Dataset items
============================================================

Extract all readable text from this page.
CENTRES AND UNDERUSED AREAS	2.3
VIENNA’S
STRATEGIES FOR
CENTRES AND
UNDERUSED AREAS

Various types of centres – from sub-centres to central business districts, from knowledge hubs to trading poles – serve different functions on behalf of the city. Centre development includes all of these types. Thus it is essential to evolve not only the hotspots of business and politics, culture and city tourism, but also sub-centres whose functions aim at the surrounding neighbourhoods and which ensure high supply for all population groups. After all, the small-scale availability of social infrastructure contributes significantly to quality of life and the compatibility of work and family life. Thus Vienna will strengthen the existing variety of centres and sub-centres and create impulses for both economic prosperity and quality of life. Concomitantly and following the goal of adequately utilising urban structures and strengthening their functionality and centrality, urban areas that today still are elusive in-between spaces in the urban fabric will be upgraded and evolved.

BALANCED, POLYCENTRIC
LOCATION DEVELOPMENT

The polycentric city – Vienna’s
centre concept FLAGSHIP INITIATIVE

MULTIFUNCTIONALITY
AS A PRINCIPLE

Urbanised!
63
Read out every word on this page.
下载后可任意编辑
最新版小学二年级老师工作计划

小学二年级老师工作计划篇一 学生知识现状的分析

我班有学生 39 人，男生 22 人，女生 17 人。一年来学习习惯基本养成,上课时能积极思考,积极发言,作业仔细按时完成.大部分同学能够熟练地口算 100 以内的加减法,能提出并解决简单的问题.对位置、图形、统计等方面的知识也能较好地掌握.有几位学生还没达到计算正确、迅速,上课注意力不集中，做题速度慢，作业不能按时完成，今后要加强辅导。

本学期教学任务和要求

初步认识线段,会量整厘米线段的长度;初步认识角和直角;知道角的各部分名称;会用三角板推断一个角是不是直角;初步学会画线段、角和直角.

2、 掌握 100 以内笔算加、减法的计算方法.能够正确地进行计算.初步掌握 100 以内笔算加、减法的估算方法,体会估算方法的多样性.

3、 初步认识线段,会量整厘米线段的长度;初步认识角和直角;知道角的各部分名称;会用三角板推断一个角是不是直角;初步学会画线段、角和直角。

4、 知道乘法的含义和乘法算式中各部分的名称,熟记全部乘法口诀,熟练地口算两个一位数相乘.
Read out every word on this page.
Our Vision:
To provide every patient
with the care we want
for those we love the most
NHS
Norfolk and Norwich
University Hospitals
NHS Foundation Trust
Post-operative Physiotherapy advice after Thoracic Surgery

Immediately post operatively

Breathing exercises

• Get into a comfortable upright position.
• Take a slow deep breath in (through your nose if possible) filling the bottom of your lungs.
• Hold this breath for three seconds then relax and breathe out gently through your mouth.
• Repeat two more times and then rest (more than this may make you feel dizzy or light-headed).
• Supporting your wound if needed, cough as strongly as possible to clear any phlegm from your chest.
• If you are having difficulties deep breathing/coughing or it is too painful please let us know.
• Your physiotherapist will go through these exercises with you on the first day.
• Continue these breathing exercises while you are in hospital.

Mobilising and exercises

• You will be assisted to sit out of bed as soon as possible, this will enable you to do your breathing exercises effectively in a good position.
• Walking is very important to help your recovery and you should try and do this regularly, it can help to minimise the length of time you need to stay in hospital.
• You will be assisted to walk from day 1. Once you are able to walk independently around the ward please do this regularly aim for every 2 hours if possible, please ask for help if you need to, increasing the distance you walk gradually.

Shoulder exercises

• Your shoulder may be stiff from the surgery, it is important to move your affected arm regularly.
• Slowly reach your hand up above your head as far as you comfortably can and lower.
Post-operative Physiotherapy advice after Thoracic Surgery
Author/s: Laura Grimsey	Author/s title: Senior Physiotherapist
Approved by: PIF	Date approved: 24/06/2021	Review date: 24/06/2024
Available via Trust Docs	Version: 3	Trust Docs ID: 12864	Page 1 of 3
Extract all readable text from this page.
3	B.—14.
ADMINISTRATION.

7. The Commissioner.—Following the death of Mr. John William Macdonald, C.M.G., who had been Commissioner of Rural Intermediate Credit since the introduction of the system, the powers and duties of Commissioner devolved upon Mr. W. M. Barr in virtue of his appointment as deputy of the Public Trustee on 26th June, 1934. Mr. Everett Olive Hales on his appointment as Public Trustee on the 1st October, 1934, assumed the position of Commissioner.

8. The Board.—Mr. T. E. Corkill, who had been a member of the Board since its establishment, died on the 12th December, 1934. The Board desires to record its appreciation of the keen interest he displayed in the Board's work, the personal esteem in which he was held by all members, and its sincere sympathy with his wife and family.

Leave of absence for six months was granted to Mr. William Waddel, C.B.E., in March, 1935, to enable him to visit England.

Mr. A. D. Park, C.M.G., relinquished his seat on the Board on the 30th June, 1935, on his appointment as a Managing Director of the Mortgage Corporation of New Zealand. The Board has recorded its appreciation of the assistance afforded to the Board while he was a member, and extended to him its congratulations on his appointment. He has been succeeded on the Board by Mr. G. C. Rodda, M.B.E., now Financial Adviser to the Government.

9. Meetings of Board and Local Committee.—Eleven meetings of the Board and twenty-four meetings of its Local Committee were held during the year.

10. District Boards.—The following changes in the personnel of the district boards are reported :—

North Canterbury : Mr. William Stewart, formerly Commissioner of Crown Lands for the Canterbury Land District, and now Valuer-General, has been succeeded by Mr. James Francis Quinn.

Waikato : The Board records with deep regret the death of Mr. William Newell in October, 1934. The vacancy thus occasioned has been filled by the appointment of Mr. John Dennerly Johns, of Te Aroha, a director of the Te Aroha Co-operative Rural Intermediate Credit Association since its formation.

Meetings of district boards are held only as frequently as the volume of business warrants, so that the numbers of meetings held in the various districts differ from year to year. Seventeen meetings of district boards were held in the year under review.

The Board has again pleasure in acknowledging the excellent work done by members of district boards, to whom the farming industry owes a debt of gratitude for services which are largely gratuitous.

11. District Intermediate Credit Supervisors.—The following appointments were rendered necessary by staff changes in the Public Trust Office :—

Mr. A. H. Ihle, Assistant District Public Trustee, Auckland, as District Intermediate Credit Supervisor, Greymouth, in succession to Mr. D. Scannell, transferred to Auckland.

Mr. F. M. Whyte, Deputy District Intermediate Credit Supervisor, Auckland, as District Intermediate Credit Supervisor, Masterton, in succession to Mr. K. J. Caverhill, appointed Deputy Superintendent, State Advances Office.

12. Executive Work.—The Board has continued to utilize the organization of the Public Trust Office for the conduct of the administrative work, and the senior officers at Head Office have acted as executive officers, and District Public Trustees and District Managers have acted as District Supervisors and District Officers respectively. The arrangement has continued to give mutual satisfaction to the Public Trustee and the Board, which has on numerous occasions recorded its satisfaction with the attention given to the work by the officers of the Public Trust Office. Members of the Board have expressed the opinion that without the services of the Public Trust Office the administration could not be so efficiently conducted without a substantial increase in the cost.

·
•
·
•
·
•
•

============================================================

▶ What the task asks:
Please return the data above exactly as given.

▶ Solution to this exercise:
Extract all readable text from this page.
CENTRES AND UNDERUSED AREAS	2.3
VIENNA’S
STRATEGIES FOR
CENTRES AND
UNDERUSED AREAS

Various types of centres – from sub-centres to central business districts, from knowledge hubs to trading poles – serve different functions on behalf of the city. Centre development includes all of these types. Thus it is essential to evolve not only the hotspots of business and politics, culture and city tourism, but also sub-centres whose functions aim at the surrounding neighbourhoods and which ensure high supply for all population groups. After all, the small-scale availability of social infrastructure contributes significantly to quality of life and the compatibility of work and family life. Thus Vienna will strengthen the existing variety of centres and sub-centres and create impulses for both economic prosperity and quality of life. Concomitantly and following the goal of adequately utilising urban structures and strengthening their functionality and centrality, urban areas that today still are elusive in-between spaces in the urban fabric will be upgraded and evolved.

BALANCED, POLYCENTRIC
LOCATION DEVELOPMENT

The polycentric city – Vienna’s
centre concept FLAGSHIP INITIATIVE

MULTIFUNCTIONALITY
AS A PRINCIPLE

Urbanised!
63
Read out every word on this page.
下载后可任意编辑
最新版小学二年级老师工作计划

小学二年级老师工作计划篇一 学生知识现状的分析

我班有学生 39 人，男生 22 人，女生 17 人。一年来学习习惯基本养成,上课时能积极思考,积极发言,作业仔细按时完成.大部分同学能够熟练地口算 100 以内的加减法,能提出并解决简单的问题.对位置、图形、统计等方面的知识也能较好地掌握.有几位学生还没达到计算正确、迅速,上课注意力不集中，做题速度慢，作业不能按时完成，今后要加强辅导。

本学期教学任务和要求

初步认识线段,会量整厘米线段的长度;初步认识角和直角;知道角的各部分名称;会用三角板推断一个角是不是直角;初步学会画线段、角和直角.

2、 掌握 100 以内笔算加、减法的计算方法.能够正确地进行计算.初步掌握 100 以内笔算加、减法的估算方法,体会估算方法的多样性.

3、 初步认识线段,会量整厘米线段的长度;初步认识角和直角;知道角的各部分名称;会用三角板推断一个角是不是直角;初步学会画线段、角和直角。

4、 知道乘法的含义和乘法算式中各部分的名称,熟记全部乘法口诀,熟练地口算两个一位数相乘.
Read out every word on this page.
Our Vision:
To provide every patient
with the care we want
for those we love the most
NHS
Norfolk and Norwich
University Hospitals
NHS Foundation Trust
Post-operative Physiotherapy advice after Thoracic Surgery

Immediately post operatively

Breathing exercises

• Get into a comfortable upright position.
• Take a slow deep breath in (through your nose if possible) filling the bottom of your lungs.
• Hold this breath for three seconds then relax and breathe out gently through your mouth.
• Repeat two more times and then rest (more than this may make you feel dizzy or light-headed).
• Supporting your wound if needed, cough as strongly as possible to clear any phlegm from your chest.
• If you are having difficulties deep breathing/coughing or it is too painful please let us know.
• Your physiotherapist will go through these exercises with you on the first day.
• Continue these breathing exercises while you are in hospital.

Mobilising and exercises

• You will be assisted to sit out of bed as soon as possible, this will enable you to do your breathing exercises effectively in a good position.
• Walking is very important to help your recovery and you should try and do this regularly, it can help to minimise the length of time you need to stay in hospital.
• You will be assisted to walk from day 1. Once you are able to walk independently around the ward please do this regularly aim for every 2 hours if possible, please ask for help if you need to, increasing the distance you walk gradually.

Shoulder exercises

• Your shoulder may be stiff from the surgery, it is important to move your affected arm regularly.
• Slowly reach your hand up above your head as far as you comfortably can and lower.
Post-operative Physiotherapy advice after Thoracic Surgery
Author/s: Laura Grimsey	Author/s title: Senior Physiotherapist
Approved by: PIF	Date approved: 24/06/2021	Review date: 24/06/2024
Available via Trust Docs	Version: 3	Trust Docs ID: 12864	Page 1 of 3
Extract all readable text from this page.
3	B.—14.
ADMINISTRATION.

7. The Commissioner.—Following the death of Mr. John William Macdonald, C.M.G., who had been Commissioner of Rural Intermediate Credit since the introduction of the system, the powers and duties of Commissioner devolved upon Mr. W. M. Barr in virtue of his appointment as deputy of the Public Trustee on 26th June, 1934. Mr. Everett Olive Hales on his appointment as Public Trustee on the 1st October, 1934, assumed the position of Commissioner.

8. The Board.—Mr. T. E. Corkill, who had been a member of the Board since its establishment, died on the 12th December, 1934. The Board desires to record its appreciation of the keen interest he displayed in the Board's work, the personal esteem in which he was held by all members, and its sincere sympathy with his wife and family.

Leave of absence for six months was granted to Mr. William Waddel, C.B.E., in March, 1935, to enable him to visit England.

Mr. A. D. Park, C.M.G., relinquished his seat on the Board on the 30th June, 1935, on his appointment as a Managing Director of the Mortgage Corporation of New Zealand. The Board has recorded its appreciation of the assistance afforded to the Board while he was a member, and extended to him its congratulations on his appointment. He has been succeeded on the Board by Mr. G. C. Rodda, M.B.E., now Financial Adviser to the Government.

9. Meetings of Board and Local Committee.—Eleven meetings of the Board and twenty-four meetings of its Local Committee were held during the year.

10. District Boards.—The following changes in the personnel of the district boards are reported :—

North Canterbury : Mr. William Stewart, formerly Commissioner of Crown Lands for the Canterbury Land District, and now Valuer-General, has been succeeded by Mr. James Francis Quinn.

Waikato : The Board records with deep regret the death of Mr. William Newell in October, 1934. The vacancy thus occasioned has been filled by the appointment of Mr. John Dennerly Johns, of Te Aroha, a director of the Te Aroha Co-operative Rural Intermediate Credit Association since its formation.

Meetings of district boards are held only as frequently as the volume of business warrants, so that the numbers of meetings held in the various districts differ from year to year. Seventeen meetings of district boards were held in the year under review.

The Board has again pleasure in acknowledging the excellent work done by members of district boards, to whom the farming industry owes a debt of gratitude for services which are largely gratuitous.

11. District Intermediate Credit Supervisors.—The following appointments were rendered necessary by staff changes in the Public Trust Office :—

Mr. A. H. Ihle, Assistant District Public Trustee, Auckland, as District Intermediate Credit Supervisor, Greymouth, in succession to Mr. D. Scannell, transferred to Auckland.

Mr. F. M. Whyte, Deputy District Intermediate Credit Supervisor, Auckland, as District Intermediate Credit Supervisor, Masterton, in succession to Mr. K. J. Caverhill, appointed Deputy Superintendent, State Advances Office.

12. Executive Work.—The Board has continued to utilize the organization of the Public Trust Office for the conduct of the administrative work, and the senior officers at Head Office have acted as executive officers, and District Public Trustees and District Managers have acted as District Supervisors and District Officers respectively. The arrangement has continued to give mutual satisfaction to the Public Trustee and the Board, which has on numerous occasions recorded its satisfaction with the attention given to the work by the officers of the Public Trust Office. Members of the Board have expressed the opinion that without the services of the Public Trust Office the administration could not be so efficiently conducted without a substantial increase in the cost.

·
•
·
•
·
•
•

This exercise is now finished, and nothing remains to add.